THE REQUEST:
Find each line holding "this" and copy it out.
══ PROVIDED INFORMATION
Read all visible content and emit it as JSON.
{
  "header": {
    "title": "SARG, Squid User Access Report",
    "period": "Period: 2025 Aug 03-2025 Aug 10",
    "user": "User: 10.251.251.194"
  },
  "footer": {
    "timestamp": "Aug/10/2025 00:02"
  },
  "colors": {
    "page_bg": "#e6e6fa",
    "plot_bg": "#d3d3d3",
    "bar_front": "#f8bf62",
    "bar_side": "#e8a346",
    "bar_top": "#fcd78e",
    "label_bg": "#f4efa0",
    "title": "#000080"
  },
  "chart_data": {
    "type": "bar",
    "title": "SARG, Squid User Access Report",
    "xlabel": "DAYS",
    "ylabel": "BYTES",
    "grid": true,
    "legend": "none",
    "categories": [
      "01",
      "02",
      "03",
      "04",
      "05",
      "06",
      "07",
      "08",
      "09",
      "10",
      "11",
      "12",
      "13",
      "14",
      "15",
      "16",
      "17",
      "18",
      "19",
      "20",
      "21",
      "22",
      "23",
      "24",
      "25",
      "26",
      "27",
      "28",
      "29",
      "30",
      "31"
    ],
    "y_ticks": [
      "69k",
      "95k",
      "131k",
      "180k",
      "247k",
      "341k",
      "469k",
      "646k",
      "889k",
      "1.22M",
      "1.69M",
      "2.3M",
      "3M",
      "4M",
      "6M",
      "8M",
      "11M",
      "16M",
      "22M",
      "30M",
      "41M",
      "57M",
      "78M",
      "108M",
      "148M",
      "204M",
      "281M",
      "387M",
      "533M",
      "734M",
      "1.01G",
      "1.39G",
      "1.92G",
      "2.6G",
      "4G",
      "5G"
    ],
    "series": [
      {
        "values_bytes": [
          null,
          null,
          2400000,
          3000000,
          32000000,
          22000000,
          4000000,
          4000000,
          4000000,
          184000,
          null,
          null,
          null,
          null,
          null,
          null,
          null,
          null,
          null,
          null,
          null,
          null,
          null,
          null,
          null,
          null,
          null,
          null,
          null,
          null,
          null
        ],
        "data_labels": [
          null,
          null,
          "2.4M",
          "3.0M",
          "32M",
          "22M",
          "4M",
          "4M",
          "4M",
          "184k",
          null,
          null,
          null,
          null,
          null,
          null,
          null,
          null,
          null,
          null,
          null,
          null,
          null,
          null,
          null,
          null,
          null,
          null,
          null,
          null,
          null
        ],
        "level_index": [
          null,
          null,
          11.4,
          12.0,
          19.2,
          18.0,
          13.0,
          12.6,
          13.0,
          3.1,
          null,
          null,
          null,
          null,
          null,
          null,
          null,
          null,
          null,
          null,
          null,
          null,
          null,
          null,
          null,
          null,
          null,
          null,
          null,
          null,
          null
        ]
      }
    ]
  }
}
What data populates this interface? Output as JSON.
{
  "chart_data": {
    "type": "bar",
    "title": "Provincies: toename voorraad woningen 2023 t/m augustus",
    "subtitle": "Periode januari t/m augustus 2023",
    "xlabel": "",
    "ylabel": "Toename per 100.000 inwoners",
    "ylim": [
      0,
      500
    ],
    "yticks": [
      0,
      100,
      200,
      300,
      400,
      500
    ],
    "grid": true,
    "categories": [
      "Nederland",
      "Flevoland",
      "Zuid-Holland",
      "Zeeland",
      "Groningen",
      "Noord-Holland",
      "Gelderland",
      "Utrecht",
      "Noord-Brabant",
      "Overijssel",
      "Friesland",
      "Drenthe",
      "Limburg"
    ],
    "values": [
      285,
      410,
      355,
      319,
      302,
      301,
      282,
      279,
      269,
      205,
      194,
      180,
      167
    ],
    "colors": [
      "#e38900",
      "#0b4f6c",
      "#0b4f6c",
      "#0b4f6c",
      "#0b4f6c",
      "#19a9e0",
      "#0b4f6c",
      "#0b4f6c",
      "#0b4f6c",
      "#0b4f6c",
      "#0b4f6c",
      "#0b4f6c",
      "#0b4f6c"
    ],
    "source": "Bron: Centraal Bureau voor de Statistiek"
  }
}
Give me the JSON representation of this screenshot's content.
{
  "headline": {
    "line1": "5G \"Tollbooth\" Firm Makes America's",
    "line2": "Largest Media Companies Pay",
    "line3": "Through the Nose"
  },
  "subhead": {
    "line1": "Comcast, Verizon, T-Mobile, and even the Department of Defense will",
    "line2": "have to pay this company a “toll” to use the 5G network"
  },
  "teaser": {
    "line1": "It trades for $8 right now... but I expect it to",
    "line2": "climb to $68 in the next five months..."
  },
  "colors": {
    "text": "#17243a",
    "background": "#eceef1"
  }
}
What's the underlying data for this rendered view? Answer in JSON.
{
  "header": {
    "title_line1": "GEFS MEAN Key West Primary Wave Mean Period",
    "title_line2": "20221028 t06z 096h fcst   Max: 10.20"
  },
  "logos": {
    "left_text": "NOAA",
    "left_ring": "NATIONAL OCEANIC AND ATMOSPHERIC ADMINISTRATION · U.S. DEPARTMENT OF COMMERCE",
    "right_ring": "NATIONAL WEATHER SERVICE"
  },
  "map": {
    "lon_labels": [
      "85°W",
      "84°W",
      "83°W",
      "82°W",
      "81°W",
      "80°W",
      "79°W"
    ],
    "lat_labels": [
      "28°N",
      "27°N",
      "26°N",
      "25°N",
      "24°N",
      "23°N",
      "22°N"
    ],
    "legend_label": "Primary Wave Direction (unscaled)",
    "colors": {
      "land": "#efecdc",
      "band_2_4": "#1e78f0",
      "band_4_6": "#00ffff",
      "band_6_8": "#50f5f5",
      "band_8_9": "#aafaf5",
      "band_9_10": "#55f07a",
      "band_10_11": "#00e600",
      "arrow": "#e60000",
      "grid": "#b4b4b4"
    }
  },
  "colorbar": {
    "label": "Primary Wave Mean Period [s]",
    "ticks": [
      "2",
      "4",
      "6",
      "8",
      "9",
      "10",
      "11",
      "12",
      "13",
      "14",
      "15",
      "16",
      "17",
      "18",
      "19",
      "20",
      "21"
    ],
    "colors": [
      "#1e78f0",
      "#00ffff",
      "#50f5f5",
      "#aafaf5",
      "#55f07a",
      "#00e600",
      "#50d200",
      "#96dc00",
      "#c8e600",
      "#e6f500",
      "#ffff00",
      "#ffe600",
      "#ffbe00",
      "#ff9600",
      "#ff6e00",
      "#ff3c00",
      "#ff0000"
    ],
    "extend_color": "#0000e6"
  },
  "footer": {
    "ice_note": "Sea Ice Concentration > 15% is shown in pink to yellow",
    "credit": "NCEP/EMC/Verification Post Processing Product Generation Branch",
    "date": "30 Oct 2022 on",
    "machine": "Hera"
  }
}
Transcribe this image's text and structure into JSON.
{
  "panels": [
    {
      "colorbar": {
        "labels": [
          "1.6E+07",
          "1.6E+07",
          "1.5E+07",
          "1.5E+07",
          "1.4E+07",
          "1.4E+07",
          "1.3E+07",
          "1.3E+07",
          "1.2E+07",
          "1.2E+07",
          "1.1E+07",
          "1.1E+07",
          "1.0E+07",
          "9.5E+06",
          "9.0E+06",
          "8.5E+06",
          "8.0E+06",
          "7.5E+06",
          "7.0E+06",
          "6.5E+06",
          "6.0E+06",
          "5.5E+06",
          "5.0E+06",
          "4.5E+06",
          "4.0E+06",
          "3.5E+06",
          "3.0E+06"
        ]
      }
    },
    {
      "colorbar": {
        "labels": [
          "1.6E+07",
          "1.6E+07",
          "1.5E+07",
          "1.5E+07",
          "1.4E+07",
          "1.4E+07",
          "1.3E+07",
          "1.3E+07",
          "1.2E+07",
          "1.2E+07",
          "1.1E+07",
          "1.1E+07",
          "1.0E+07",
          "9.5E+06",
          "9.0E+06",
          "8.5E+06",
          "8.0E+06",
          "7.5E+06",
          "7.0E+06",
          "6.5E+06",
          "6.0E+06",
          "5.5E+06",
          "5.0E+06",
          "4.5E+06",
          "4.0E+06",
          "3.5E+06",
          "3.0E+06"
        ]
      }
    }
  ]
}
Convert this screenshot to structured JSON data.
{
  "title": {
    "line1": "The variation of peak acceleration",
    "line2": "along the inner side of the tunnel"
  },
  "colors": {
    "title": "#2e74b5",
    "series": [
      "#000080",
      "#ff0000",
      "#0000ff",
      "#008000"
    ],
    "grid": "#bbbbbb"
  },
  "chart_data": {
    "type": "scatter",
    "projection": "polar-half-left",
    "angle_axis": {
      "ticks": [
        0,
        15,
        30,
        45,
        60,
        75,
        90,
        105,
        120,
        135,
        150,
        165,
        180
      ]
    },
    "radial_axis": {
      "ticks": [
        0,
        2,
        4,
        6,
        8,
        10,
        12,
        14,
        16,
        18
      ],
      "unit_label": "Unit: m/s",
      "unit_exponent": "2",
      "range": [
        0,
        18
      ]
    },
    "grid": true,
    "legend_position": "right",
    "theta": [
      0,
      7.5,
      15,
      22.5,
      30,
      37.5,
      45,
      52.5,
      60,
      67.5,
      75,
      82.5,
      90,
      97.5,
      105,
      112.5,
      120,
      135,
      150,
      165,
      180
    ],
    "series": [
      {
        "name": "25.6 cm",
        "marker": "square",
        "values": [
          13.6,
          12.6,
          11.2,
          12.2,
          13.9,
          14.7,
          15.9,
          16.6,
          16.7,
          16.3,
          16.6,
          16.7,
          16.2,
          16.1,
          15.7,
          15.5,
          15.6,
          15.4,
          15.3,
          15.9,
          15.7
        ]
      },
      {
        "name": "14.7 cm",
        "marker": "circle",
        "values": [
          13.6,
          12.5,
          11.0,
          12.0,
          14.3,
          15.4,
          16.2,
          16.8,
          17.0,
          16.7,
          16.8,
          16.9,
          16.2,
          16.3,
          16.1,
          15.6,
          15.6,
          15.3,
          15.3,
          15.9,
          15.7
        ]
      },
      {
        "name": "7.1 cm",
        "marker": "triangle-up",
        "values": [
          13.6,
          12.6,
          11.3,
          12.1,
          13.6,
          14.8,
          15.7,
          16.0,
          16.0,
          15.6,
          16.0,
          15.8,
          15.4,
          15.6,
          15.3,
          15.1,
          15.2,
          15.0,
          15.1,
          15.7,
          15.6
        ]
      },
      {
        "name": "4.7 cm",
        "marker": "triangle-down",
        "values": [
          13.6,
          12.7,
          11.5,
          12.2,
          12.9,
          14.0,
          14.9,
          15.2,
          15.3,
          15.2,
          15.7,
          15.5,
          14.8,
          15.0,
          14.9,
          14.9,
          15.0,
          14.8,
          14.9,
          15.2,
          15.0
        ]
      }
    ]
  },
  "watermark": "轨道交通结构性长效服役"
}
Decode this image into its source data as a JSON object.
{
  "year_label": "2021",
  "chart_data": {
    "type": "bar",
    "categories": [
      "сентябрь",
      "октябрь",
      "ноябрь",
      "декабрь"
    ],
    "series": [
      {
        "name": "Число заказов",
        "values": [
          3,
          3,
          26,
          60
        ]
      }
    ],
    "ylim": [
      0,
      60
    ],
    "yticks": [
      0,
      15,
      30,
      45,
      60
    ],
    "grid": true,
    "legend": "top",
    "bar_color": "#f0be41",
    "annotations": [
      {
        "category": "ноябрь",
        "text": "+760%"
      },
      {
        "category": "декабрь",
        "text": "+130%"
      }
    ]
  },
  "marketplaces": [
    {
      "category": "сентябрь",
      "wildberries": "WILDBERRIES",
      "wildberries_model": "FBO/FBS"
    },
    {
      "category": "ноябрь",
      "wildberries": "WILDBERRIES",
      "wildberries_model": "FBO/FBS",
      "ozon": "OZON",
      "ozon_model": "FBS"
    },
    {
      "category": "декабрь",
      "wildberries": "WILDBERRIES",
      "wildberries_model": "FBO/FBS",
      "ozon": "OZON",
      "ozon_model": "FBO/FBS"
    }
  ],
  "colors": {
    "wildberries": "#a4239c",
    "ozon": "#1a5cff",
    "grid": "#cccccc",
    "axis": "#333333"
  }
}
════
THE COMPLETED TASK:
What data populates this interface? Output as JSON.
Give me the JSON representation of this screenshot's content.
    "line2": "have to pay this company a “toll” to use the 5G network"
What's the underlying data for this rendered view? Answer in JSON.
Transcribe this image's text and structure into JSON.
Convert this screenshot to structured JSON data.
Decode this image into its source data as a JSON object.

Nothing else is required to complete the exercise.